▸ EXERCISE INSTRUCTIONS:
Reproduce the listing from the line with "For every button, label, input, icon, or" up to and including the line with "- team-member-name: JESSICA", changing "bounding box" to "enclosing rectangle" and leaving all else unchanged. Return only those lines.

☆ ☆ ☆ ☆ ☆ ☆ ☆

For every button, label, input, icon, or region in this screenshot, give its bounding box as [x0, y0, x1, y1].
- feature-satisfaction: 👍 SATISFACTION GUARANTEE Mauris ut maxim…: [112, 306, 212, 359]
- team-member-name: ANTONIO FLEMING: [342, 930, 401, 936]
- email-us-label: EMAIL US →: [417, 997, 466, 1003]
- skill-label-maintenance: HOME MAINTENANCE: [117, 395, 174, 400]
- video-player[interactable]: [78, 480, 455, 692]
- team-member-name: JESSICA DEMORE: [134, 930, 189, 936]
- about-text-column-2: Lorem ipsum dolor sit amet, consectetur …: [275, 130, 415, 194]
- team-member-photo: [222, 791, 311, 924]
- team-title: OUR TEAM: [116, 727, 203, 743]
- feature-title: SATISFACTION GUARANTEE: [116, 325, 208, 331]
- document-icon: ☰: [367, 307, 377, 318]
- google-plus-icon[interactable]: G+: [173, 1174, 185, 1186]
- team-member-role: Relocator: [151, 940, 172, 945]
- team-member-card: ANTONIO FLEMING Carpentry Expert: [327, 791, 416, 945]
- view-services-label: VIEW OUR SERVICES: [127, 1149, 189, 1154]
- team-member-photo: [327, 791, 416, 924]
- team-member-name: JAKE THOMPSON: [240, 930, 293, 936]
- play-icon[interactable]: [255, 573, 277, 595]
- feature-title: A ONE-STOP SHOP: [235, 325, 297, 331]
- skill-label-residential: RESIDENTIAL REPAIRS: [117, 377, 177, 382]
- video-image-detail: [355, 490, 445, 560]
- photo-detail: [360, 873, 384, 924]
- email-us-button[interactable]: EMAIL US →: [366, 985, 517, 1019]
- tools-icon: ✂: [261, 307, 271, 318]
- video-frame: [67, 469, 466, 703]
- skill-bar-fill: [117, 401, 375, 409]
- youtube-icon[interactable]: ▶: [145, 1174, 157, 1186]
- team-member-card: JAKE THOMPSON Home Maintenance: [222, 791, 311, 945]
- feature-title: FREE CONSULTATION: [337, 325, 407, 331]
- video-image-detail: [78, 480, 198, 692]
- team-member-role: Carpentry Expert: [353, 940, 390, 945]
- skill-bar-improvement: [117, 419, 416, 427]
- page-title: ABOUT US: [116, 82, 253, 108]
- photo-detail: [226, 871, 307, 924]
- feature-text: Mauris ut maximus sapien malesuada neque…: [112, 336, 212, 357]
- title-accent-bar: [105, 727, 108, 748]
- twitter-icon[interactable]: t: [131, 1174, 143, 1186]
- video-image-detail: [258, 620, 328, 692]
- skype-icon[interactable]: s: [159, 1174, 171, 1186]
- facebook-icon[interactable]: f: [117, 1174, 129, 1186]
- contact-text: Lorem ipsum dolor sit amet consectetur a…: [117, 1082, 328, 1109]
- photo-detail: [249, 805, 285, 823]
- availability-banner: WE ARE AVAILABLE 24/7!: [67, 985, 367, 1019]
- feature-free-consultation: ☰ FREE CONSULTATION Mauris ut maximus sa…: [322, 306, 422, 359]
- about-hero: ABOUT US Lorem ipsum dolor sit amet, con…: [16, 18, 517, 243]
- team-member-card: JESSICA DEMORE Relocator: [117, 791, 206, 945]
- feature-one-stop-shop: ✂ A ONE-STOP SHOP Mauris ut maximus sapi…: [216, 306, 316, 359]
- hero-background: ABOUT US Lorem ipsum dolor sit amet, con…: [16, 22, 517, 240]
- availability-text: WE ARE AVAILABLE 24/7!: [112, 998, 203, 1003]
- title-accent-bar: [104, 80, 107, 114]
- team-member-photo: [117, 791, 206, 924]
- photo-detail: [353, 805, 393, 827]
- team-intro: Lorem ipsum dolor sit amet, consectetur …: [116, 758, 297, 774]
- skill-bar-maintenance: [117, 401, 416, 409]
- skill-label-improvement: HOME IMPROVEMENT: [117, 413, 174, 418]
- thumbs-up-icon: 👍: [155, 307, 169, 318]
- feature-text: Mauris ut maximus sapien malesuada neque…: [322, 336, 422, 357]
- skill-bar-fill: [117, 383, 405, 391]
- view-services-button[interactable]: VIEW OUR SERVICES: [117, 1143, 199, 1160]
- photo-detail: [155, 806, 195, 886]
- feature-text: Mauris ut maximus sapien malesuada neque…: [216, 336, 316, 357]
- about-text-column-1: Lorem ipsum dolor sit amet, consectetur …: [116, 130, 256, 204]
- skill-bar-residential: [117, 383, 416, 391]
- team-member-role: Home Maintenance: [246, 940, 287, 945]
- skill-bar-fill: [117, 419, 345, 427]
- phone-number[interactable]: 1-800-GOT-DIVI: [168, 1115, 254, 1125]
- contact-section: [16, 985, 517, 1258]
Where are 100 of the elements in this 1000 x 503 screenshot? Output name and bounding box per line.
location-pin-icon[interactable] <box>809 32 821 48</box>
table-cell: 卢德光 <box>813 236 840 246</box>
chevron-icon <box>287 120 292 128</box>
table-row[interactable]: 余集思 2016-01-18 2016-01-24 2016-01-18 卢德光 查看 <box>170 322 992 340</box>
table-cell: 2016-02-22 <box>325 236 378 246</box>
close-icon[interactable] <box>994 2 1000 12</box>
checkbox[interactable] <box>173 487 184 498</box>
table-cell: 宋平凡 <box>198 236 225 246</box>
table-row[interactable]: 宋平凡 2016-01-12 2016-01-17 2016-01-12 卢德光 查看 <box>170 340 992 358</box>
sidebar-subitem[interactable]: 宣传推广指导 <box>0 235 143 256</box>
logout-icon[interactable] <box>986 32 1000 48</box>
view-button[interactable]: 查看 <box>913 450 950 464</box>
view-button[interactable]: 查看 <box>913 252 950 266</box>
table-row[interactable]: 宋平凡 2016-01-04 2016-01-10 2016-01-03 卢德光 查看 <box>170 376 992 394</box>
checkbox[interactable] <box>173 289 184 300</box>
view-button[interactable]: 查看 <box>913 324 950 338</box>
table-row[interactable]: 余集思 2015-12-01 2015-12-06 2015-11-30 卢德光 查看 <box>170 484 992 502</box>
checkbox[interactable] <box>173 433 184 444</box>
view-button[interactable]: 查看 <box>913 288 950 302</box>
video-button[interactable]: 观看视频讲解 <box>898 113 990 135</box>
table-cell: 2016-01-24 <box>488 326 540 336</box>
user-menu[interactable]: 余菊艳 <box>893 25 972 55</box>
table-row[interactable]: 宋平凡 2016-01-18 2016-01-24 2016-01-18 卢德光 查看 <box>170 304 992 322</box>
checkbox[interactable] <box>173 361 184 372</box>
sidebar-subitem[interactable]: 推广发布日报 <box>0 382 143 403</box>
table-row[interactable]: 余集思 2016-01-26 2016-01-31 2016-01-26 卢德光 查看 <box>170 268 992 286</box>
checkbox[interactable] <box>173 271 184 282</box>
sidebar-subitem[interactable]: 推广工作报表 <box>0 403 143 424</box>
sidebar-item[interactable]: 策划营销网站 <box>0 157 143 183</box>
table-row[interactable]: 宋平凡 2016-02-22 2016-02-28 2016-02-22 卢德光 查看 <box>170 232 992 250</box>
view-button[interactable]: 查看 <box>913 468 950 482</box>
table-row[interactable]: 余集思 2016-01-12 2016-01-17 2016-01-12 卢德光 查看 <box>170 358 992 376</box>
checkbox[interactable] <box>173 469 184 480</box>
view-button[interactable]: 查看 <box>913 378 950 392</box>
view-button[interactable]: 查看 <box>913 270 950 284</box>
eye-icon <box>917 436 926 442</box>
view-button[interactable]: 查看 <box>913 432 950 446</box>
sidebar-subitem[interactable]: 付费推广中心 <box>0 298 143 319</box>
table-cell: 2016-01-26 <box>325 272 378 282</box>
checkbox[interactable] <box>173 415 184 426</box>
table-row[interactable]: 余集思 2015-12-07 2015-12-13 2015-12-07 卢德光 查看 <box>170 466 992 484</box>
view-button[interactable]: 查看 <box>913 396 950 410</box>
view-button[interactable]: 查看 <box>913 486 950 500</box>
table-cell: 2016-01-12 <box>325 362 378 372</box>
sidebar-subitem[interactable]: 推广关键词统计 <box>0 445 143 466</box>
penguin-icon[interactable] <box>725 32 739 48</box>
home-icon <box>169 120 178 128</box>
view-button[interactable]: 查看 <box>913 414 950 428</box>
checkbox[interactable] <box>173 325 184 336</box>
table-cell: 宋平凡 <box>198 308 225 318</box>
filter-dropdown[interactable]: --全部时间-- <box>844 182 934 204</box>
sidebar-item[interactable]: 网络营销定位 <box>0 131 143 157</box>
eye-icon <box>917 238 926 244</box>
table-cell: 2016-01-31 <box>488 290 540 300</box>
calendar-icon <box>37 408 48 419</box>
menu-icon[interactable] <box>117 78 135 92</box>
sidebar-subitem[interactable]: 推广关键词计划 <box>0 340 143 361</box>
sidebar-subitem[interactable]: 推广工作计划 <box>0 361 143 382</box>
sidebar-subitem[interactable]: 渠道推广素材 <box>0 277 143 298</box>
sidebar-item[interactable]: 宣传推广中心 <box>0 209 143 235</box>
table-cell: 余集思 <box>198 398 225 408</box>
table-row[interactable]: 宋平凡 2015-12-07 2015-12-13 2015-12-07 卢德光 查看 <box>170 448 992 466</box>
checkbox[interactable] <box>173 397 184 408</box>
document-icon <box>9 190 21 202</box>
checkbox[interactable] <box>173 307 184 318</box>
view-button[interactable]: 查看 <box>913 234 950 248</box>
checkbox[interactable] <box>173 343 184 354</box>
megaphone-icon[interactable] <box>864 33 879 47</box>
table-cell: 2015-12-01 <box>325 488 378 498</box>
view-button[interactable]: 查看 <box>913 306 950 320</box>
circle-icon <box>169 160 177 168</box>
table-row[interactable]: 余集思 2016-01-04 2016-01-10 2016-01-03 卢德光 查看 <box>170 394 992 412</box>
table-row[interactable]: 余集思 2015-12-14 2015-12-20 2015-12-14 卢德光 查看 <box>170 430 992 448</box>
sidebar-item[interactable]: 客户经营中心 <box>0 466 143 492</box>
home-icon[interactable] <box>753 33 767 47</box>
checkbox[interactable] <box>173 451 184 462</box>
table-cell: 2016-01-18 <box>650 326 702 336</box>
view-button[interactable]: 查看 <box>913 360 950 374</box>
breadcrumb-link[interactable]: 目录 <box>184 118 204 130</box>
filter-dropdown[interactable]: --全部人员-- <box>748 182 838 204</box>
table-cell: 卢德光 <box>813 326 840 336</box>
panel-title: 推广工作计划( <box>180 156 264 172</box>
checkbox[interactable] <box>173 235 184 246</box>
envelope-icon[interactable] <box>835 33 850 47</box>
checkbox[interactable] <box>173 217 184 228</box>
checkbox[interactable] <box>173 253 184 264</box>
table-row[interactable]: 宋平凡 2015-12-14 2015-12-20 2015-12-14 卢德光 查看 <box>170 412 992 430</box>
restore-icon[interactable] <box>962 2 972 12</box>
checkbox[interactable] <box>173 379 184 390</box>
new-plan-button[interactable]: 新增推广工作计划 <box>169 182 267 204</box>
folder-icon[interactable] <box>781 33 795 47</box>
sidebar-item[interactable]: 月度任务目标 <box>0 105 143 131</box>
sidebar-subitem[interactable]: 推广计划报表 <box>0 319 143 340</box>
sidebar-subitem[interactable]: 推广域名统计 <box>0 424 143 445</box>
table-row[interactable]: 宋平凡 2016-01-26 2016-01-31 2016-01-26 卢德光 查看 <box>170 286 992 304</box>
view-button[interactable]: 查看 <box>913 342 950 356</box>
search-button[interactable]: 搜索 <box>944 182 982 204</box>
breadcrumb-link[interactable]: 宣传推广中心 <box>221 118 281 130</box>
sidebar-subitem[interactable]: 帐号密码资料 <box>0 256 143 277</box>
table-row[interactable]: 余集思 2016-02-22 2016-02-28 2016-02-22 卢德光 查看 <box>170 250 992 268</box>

☆ ☆ ☆ ☆ ☆ ☆ ☆

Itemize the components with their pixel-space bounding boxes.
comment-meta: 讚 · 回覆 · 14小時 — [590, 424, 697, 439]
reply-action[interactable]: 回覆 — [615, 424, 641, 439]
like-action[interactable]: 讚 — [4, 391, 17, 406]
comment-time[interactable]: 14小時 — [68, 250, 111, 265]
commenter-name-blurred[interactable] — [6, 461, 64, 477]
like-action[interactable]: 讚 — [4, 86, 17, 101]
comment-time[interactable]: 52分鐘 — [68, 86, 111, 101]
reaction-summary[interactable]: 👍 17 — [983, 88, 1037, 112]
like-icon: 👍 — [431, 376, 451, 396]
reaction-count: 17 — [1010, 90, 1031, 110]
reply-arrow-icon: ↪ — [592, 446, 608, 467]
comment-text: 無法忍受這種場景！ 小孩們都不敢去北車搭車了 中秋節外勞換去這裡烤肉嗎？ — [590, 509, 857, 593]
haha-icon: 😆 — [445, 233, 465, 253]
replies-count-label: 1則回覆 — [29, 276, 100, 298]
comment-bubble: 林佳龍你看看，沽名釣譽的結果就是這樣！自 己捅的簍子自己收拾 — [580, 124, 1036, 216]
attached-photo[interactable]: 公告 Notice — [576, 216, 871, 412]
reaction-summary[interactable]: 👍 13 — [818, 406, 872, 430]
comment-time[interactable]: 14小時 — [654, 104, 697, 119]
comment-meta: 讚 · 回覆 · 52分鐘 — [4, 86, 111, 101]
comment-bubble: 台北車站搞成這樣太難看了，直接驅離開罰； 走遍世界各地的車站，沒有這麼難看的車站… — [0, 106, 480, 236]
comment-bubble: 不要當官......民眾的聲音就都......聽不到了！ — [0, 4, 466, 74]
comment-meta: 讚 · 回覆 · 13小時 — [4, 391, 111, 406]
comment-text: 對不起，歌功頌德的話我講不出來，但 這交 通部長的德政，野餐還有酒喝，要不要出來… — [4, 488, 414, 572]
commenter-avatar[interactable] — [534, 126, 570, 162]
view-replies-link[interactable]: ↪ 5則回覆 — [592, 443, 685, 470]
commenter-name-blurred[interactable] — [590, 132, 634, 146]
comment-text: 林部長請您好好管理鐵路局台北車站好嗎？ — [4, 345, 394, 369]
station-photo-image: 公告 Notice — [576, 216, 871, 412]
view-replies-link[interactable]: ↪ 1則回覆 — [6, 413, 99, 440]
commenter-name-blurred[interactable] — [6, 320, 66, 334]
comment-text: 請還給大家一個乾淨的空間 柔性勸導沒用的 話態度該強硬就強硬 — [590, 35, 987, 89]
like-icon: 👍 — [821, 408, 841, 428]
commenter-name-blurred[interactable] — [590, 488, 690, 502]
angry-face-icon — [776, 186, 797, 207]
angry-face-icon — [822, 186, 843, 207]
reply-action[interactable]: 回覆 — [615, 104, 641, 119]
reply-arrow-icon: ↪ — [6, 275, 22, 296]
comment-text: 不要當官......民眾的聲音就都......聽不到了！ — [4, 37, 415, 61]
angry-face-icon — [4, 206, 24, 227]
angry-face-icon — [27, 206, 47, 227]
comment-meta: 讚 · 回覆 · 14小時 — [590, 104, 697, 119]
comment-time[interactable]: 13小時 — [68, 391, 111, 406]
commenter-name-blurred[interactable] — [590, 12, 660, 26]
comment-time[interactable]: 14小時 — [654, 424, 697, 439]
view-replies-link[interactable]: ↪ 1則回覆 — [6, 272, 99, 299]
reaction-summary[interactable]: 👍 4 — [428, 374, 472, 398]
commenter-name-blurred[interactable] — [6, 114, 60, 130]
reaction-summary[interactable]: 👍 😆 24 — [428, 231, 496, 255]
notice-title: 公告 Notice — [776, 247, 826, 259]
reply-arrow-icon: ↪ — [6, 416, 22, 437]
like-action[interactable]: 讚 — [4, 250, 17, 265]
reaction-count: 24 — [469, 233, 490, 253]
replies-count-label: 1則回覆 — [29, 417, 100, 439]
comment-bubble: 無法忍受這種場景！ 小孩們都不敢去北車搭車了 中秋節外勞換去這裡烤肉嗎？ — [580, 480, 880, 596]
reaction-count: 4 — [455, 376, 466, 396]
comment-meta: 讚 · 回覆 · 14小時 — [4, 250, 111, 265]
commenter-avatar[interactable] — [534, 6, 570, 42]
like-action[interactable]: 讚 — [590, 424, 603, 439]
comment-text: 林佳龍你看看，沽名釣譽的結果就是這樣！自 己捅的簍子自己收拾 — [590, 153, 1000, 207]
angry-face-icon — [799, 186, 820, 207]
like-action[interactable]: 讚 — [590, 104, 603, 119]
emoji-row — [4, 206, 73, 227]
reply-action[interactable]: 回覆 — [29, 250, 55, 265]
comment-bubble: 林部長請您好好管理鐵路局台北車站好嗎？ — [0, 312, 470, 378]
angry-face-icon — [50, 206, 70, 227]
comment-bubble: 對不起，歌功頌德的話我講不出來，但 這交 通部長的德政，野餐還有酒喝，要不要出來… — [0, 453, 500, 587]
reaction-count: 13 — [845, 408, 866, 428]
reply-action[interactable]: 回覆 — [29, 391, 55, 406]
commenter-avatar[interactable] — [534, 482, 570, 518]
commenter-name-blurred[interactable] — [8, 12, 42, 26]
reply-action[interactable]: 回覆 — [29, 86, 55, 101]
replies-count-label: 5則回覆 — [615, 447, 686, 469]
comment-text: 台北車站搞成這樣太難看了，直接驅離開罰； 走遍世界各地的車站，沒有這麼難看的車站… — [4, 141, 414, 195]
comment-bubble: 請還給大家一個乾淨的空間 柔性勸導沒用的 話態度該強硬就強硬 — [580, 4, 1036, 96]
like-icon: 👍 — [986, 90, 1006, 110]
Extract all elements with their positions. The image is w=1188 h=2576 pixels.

☆ ☆ ☆ ☆ ☆ ☆ ☆

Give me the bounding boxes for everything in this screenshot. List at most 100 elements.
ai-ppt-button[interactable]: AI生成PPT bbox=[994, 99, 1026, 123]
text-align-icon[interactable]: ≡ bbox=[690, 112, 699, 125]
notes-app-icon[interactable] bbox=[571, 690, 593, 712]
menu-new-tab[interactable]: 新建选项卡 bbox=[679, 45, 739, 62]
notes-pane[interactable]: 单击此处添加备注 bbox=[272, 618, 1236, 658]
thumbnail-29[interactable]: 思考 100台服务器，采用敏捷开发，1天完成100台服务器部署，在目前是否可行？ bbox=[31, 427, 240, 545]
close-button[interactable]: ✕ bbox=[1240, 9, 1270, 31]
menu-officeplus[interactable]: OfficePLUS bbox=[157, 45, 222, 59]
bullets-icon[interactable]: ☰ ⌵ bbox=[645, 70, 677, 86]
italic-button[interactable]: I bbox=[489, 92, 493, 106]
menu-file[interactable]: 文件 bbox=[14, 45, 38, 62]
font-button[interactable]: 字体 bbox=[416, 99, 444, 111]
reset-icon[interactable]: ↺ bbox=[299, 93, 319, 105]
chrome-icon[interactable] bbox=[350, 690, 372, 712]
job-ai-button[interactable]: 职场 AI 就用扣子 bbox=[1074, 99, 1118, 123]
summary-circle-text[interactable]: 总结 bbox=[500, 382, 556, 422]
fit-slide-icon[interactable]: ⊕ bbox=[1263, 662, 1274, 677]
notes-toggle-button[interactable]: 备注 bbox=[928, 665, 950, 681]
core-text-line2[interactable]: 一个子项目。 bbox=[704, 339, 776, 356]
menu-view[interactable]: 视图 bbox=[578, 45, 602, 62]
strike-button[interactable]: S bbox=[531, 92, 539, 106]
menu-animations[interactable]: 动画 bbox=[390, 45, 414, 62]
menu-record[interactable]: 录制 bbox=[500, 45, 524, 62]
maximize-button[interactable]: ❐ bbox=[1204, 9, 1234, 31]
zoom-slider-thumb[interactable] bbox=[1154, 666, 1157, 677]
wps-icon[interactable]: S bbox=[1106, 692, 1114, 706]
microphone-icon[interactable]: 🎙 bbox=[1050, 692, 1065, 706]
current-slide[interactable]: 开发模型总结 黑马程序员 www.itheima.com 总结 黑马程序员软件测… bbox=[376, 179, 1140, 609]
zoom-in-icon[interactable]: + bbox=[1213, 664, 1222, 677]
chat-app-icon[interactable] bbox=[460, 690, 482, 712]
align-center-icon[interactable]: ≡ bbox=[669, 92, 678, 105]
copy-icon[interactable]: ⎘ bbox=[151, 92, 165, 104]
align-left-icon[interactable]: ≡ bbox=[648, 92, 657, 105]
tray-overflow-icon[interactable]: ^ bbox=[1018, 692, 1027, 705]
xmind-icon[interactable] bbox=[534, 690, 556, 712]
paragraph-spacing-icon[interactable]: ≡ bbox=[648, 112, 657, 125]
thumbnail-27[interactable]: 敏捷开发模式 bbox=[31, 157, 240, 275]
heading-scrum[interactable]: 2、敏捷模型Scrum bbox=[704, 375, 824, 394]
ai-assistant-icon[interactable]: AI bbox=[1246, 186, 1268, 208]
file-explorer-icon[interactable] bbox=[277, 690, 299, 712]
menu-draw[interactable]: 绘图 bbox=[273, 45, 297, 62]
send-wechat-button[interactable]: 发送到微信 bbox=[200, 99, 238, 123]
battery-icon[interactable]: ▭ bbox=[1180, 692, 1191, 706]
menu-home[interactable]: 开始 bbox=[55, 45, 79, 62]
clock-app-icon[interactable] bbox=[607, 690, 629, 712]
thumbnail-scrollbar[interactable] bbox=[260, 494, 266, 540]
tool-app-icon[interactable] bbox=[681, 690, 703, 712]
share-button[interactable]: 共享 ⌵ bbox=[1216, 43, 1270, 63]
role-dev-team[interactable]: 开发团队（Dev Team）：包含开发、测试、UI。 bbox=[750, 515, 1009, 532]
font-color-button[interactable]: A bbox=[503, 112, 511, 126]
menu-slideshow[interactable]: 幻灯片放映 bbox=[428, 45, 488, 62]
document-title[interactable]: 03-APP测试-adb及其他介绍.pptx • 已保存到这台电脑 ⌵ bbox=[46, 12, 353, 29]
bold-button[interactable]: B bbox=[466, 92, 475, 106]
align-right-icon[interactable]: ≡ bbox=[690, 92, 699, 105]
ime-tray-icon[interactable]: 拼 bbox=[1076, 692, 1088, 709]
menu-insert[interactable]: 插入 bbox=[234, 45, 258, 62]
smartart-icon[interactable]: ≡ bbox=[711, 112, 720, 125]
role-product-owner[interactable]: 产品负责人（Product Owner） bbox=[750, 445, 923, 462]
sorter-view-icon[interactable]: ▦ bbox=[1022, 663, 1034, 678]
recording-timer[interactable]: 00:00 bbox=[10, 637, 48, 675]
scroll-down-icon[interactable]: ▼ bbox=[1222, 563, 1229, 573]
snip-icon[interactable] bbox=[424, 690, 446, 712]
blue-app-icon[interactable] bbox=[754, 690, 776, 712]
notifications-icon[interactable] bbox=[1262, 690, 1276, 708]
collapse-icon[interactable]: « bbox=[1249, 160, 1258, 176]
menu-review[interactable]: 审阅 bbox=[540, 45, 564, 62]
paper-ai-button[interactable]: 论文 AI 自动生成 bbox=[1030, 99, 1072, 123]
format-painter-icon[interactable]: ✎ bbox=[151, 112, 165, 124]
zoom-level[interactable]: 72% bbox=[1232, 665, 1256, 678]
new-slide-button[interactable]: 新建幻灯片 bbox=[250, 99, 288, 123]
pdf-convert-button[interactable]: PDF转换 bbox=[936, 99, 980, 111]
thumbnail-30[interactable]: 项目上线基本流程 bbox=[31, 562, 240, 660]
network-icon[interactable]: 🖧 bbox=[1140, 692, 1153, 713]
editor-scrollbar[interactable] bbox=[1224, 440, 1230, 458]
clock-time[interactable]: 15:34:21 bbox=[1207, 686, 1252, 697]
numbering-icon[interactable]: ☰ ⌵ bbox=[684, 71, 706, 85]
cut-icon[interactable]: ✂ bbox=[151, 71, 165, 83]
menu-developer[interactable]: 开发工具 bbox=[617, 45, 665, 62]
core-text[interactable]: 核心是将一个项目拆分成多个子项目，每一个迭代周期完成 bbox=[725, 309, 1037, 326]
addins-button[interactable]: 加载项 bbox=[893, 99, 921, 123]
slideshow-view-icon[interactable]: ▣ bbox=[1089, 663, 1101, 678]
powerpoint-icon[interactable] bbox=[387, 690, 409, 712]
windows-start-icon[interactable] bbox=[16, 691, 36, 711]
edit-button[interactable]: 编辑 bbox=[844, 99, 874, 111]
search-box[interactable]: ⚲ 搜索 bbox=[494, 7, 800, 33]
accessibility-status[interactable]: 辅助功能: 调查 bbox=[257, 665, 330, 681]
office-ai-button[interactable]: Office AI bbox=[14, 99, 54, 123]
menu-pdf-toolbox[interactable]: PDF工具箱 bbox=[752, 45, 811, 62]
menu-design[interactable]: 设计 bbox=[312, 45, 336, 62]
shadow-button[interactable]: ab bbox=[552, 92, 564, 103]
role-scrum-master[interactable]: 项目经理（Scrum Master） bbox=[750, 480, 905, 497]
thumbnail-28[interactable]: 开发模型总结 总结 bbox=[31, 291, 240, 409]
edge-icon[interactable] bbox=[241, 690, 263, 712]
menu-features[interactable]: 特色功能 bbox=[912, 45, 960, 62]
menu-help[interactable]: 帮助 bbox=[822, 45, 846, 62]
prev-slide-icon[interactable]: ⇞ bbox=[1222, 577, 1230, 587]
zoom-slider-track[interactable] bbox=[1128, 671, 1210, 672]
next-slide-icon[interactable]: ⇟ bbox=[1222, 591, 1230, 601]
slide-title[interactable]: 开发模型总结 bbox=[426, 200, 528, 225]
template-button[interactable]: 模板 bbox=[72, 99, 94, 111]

☆ ☆ ☆ ☆ ☆ ☆ ☆

▸ COMPLETED TASK:
For every button, label, input, icon, or region in this screenshot, give its enclosing rectangle as [x0, y0, x1, y1].
- feature-satisfaction: 👍 SATISFACTION GUARANTEE Mauris ut maxim…: [112, 306, 212, 359]
- team-member-name: ANTONIO FLEMING: [342, 930, 401, 936]
- email-us-label: EMAIL US →: [417, 997, 466, 1003]
- skill-label-maintenance: HOME MAINTENANCE: [117, 395, 174, 400]
- video-player[interactable]: [78, 480, 455, 692]
- team-member-name: JESSICA DEMORE: [134, 930, 189, 936]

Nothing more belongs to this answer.